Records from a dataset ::
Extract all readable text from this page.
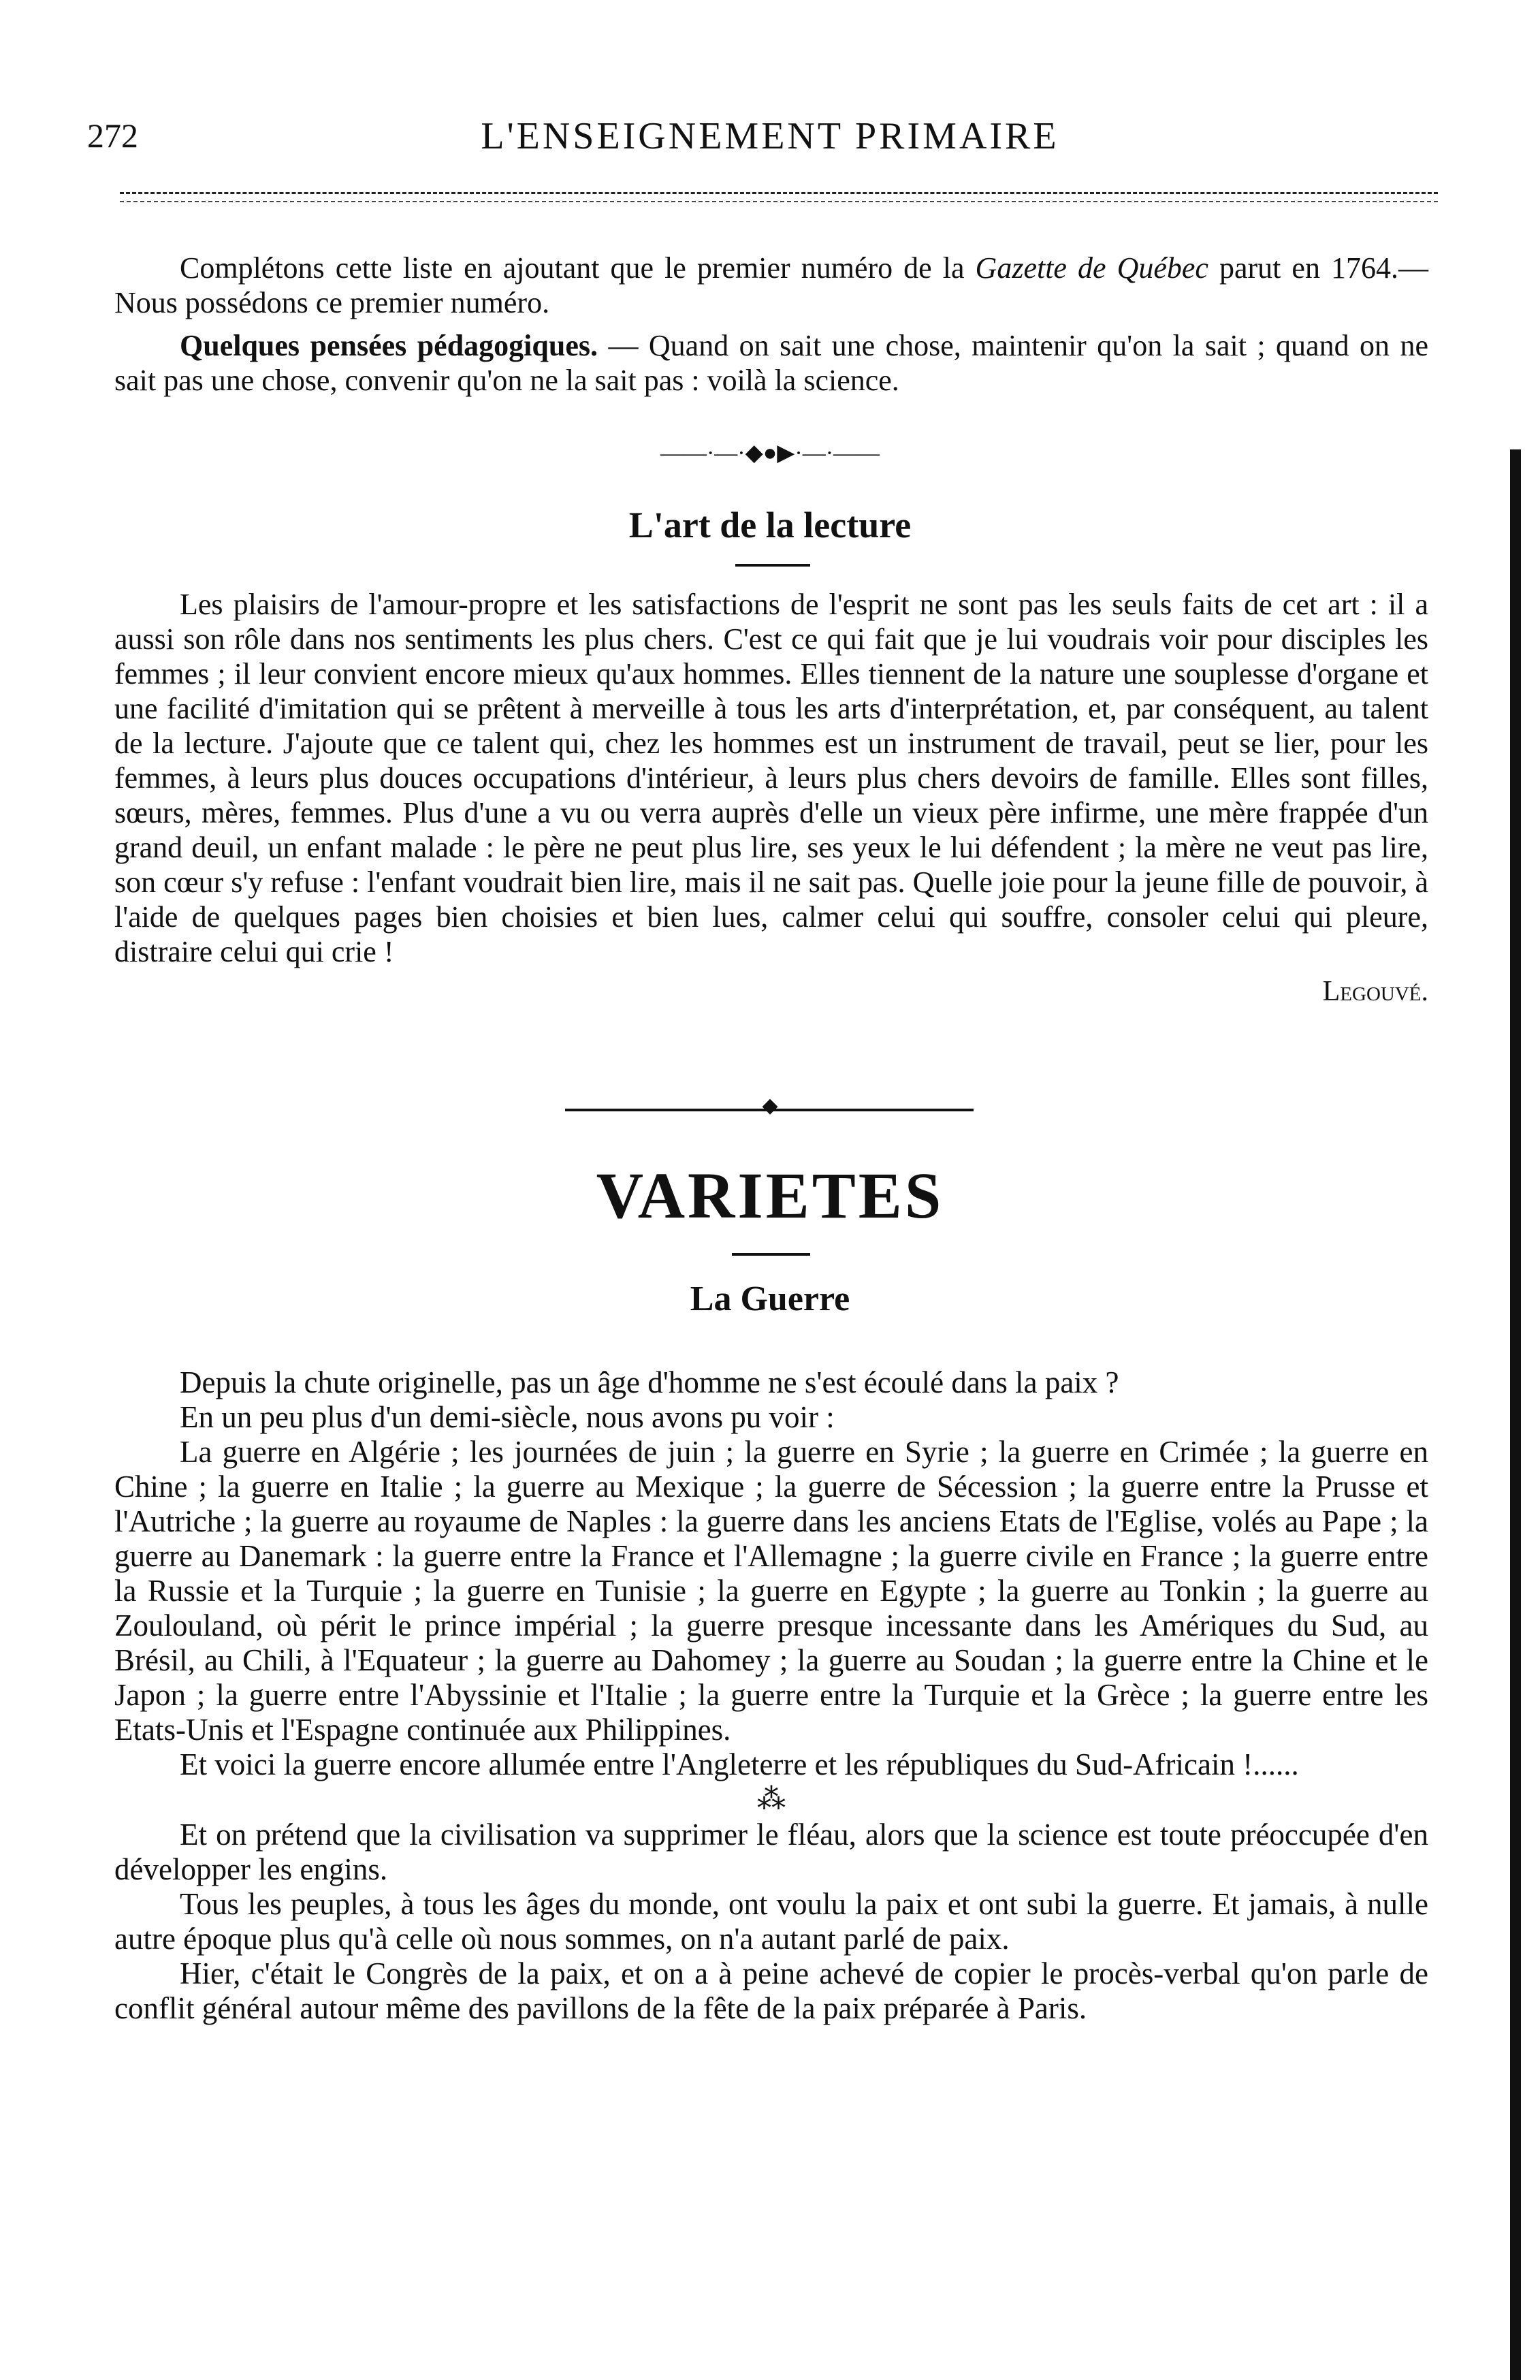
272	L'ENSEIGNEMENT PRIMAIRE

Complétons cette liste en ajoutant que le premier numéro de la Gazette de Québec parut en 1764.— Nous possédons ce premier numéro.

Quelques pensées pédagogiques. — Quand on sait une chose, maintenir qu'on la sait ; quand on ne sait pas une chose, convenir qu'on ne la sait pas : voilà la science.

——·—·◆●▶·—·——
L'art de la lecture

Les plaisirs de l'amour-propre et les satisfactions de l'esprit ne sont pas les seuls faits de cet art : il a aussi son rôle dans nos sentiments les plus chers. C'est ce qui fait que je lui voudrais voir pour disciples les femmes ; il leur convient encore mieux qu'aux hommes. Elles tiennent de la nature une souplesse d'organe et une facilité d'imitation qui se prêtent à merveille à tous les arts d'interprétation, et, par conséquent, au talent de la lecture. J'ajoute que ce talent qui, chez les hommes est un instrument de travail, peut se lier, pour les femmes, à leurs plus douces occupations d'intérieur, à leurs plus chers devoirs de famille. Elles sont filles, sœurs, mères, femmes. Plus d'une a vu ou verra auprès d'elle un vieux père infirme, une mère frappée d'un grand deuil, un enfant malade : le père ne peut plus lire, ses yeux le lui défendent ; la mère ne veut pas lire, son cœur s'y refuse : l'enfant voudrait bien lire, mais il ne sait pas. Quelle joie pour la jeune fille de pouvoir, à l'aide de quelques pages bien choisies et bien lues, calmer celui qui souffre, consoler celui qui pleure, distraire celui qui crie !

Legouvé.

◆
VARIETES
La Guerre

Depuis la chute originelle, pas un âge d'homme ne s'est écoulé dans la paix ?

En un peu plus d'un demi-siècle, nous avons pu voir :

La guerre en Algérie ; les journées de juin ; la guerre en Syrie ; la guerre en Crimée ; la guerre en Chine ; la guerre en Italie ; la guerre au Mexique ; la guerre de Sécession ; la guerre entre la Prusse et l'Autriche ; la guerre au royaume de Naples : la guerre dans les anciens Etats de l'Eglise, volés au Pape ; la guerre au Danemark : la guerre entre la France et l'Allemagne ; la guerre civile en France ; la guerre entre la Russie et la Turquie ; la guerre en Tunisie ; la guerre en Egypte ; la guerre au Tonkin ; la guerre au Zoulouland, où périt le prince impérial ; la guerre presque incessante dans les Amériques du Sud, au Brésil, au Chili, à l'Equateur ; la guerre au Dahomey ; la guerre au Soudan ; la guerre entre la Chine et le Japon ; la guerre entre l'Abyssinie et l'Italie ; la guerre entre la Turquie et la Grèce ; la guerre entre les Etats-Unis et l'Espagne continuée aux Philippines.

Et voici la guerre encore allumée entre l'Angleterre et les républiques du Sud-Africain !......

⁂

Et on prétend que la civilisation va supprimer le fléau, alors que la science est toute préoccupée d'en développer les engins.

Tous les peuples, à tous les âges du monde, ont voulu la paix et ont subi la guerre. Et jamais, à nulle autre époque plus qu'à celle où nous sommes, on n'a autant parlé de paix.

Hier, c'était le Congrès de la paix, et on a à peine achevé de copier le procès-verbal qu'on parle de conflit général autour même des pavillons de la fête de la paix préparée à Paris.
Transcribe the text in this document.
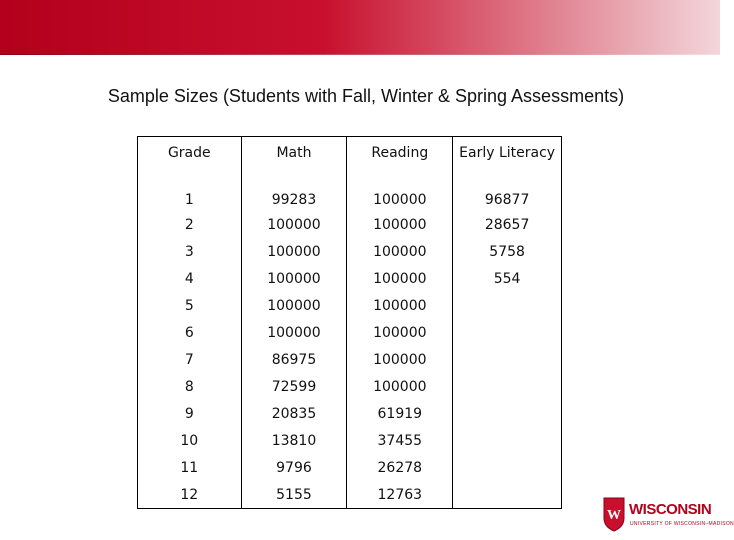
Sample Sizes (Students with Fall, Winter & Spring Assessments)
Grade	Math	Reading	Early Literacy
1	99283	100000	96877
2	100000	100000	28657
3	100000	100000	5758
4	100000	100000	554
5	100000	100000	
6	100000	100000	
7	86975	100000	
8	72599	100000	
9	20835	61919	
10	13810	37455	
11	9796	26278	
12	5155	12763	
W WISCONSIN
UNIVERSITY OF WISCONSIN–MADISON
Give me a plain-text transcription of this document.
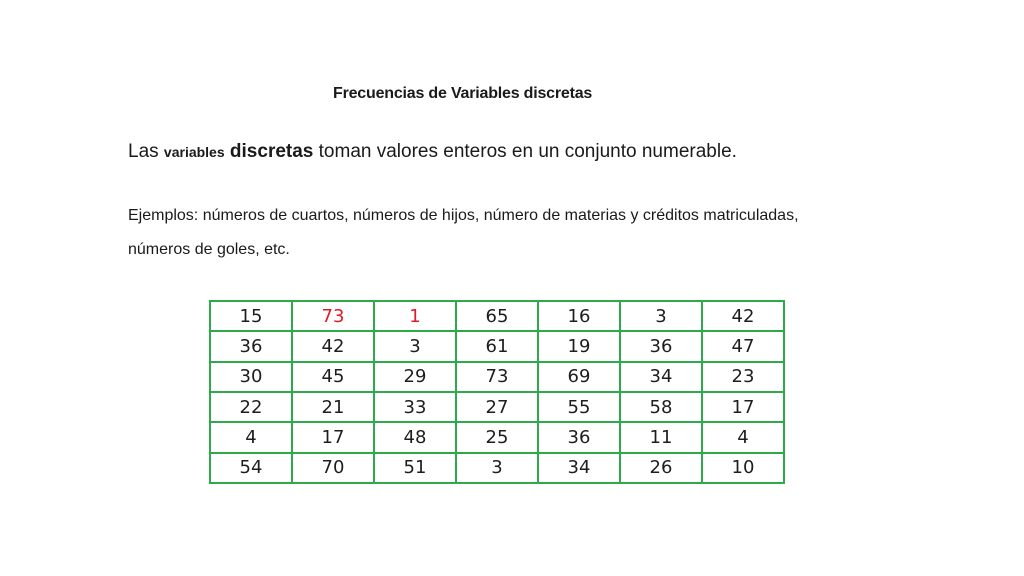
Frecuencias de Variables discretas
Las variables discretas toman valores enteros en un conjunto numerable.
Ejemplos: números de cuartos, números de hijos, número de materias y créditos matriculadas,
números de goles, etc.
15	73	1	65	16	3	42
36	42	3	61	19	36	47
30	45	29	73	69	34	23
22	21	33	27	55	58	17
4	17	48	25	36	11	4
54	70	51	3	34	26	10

PROBLEM TO WORK ON ::
Repeat each record exactly as shown above, dropping all images.

RESPONSE FOR THIS EXERCISE ::
Extract all readable text from this page.
272	L'ENSEIGNEMENT PRIMAIRE

Complétons cette liste en ajoutant que le premier numéro de la Gazette de Québec parut en 1764.— Nous possédons ce premier numéro.

Quelques pensées pédagogiques. — Quand on sait une chose, maintenir qu'on la sait ; quand on ne sait pas une chose, convenir qu'on ne la sait pas : voilà la science.

——·—·◆●▶·—·——
L'art de la lecture

Les plaisirs de l'amour-propre et les satisfactions de l'esprit ne sont pas les seuls faits de cet art : il a aussi son rôle dans nos sentiments les plus chers. C'est ce qui fait que je lui voudrais voir pour disciples les femmes ; il leur convient encore mieux qu'aux hommes. Elles tiennent de la nature une souplesse d'organe et une facilité d'imitation qui se prêtent à merveille à tous les arts d'interprétation, et, par conséquent, au talent de la lecture. J'ajoute que ce talent qui, chez les hommes est un instrument de travail, peut se lier, pour les femmes, à leurs plus douces occupations d'intérieur, à leurs plus chers devoirs de famille. Elles sont filles, sœurs, mères, femmes. Plus d'une a vu ou verra auprès d'elle un vieux père infirme, une mère frappée d'un grand deuil, un enfant malade : le père ne peut plus lire, ses yeux le lui défendent ; la mère ne veut pas lire, son cœur s'y refuse : l'enfant voudrait bien lire, mais il ne sait pas. Quelle joie pour la jeune fille de pouvoir, à l'aide de quelques pages bien choisies et bien lues, calmer celui qui souffre, consoler celui qui pleure, distraire celui qui crie !

Legouvé.

◆
VARIETES
La Guerre

Depuis la chute originelle, pas un âge d'homme ne s'est écoulé dans la paix ?

En un peu plus d'un demi-siècle, nous avons pu voir :

La guerre en Algérie ; les journées de juin ; la guerre en Syrie ; la guerre en Crimée ; la guerre en Chine ; la guerre en Italie ; la guerre au Mexique ; la guerre de Sécession ; la guerre entre la Prusse et l'Autriche ; la guerre au royaume de Naples : la guerre dans les anciens Etats de l'Eglise, volés au Pape ; la guerre au Danemark : la guerre entre la France et l'Allemagne ; la guerre civile en France ; la guerre entre la Russie et la Turquie ; la guerre en Tunisie ; la guerre en Egypte ; la guerre au Tonkin ; la guerre au Zoulouland, où périt le prince impérial ; la guerre presque incessante dans les Amériques du Sud, au Brésil, au Chili, à l'Equateur ; la guerre au Dahomey ; la guerre au Soudan ; la guerre entre la Chine et le Japon ; la guerre entre l'Abyssinie et l'Italie ; la guerre entre la Turquie et la Grèce ; la guerre entre les Etats-Unis et l'Espagne continuée aux Philippines.

Et voici la guerre encore allumée entre l'Angleterre et les républiques du Sud-Africain !......

⁂

Et on prétend que la civilisation va supprimer le fléau, alors que la science est toute préoccupée d'en développer les engins.

Tous les peuples, à tous les âges du monde, ont voulu la paix et ont subi la guerre. Et jamais, à nulle autre époque plus qu'à celle où nous sommes, on n'a autant parlé de paix.

Hier, c'était le Congrès de la paix, et on a à peine achevé de copier le procès-verbal qu'on parle de conflit général autour même des pavillons de la fête de la paix préparée à Paris.
Transcribe the text in this document.
Sample Sizes (Students with Fall, Winter & Spring Assessments)
Grade	Math	Reading	Early Literacy
1	99283	100000	96877
2	100000	100000	28657
3	100000	100000	5758
4	100000	100000	554
5	100000	100000	
6	100000	100000	
7	86975	100000	
8	72599	100000	
9	20835	61919	
10	13810	37455	
11	9796	26278	
12	5155	12763	
W WISCONSIN
UNIVERSITY OF WISCONSIN–MADISON
Give me a plain-text transcription of this document.
Frecuencias de Variables discretas
Las variables discretas toman valores enteros en un conjunto numerable.
Ejemplos: números de cuartos, números de hijos, número de materias y créditos matriculadas,
números de goles, etc.
15	73	1	65	16	3	42
36	42	3	61	19	36	47
30	45	29	73	69	34	23
22	21	33	27	55	58	17
4	17	48	25	36	11	4
54	70	51	3	34	26	10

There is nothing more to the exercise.